▶ _What you should do_: Gather every line in the records below that contains the word "title".
--- START Data entries ---
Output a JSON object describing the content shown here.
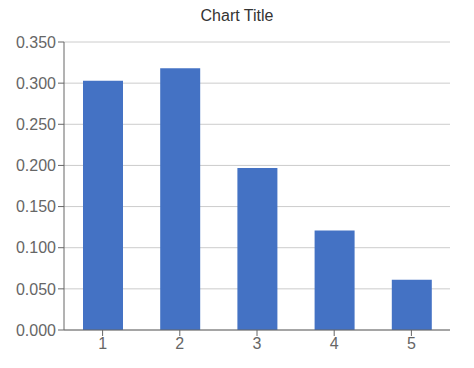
{
  "chart_data": {
    "type": "bar",
    "title": "Chart Title",
    "x": [
      1,
      2,
      3,
      4,
      5
    ],
    "values": [
      0.303,
      0.318,
      0.197,
      0.121,
      0.061
    ],
    "color": "#4472C4",
    "xlim": [
      0.5,
      5.5
    ],
    "xticks": [
      1,
      2,
      3,
      4,
      5
    ],
    "ylim": [
      0.0,
      0.35
    ],
    "yticks": [
      {
        "value": 0.0,
        "label": "0.000"
      },
      {
        "value": 0.05,
        "label": "0.050"
      },
      {
        "value": 0.1,
        "label": "0.100"
      },
      {
        "value": 0.15,
        "label": "0.150"
      },
      {
        "value": 0.2,
        "label": "0.200"
      },
      {
        "value": 0.25,
        "label": "0.250"
      },
      {
        "value": 0.3,
        "label": "0.300"
      },
      {
        "value": 0.35,
        "label": "0.350"
      }
    ],
    "grid": true
  }
}
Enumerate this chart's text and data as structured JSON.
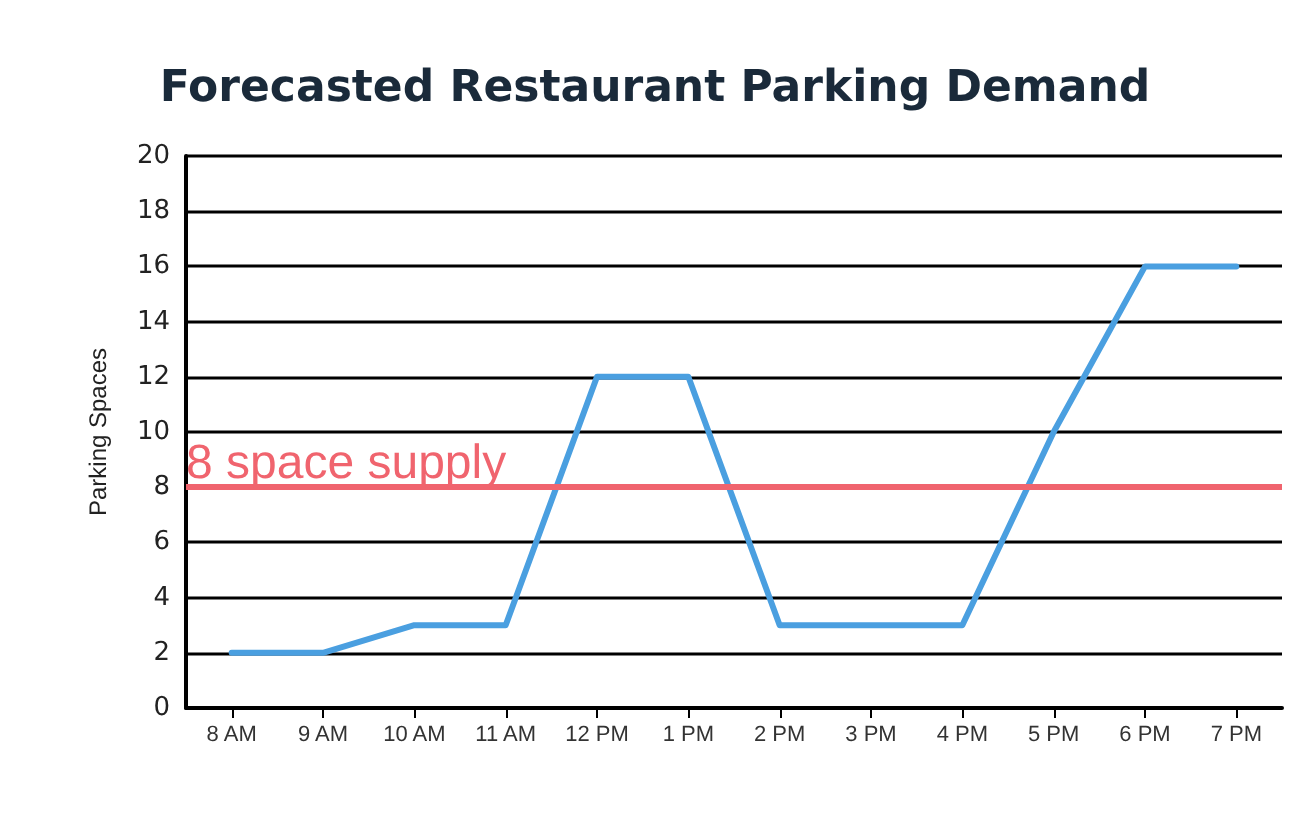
{
  "chart_data": {
    "type": "line",
    "title": "Forecasted Restaurant Parking Demand",
    "ylabel": "Parking Spaces",
    "categories": [
      "8 AM",
      "9 AM",
      "10 AM",
      "11 AM",
      "12 PM",
      "1 PM",
      "2 PM",
      "3 PM",
      "4 PM",
      "5 PM",
      "6 PM",
      "7 PM"
    ],
    "series": [
      {
        "color": "#4a9fe0",
        "values": [
          2,
          2,
          3,
          3,
          12,
          12,
          3,
          3,
          3,
          10,
          16,
          16
        ]
      }
    ],
    "ylim": [
      0,
      20
    ],
    "yticks": [
      0,
      2,
      4,
      6,
      8,
      10,
      12,
      14,
      16,
      18,
      20
    ],
    "grid": "y",
    "marker": "none",
    "line_style": "solid",
    "ref_lines": [
      {
        "axis": "y",
        "value": 8,
        "label": "8 space supply",
        "color": "#f0646e"
      }
    ]
  }
}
--- END Data entries ---
▶ _Final result_:
    "title": "Chart Title",
    "title": "Forecasted Restaurant Parking Demand",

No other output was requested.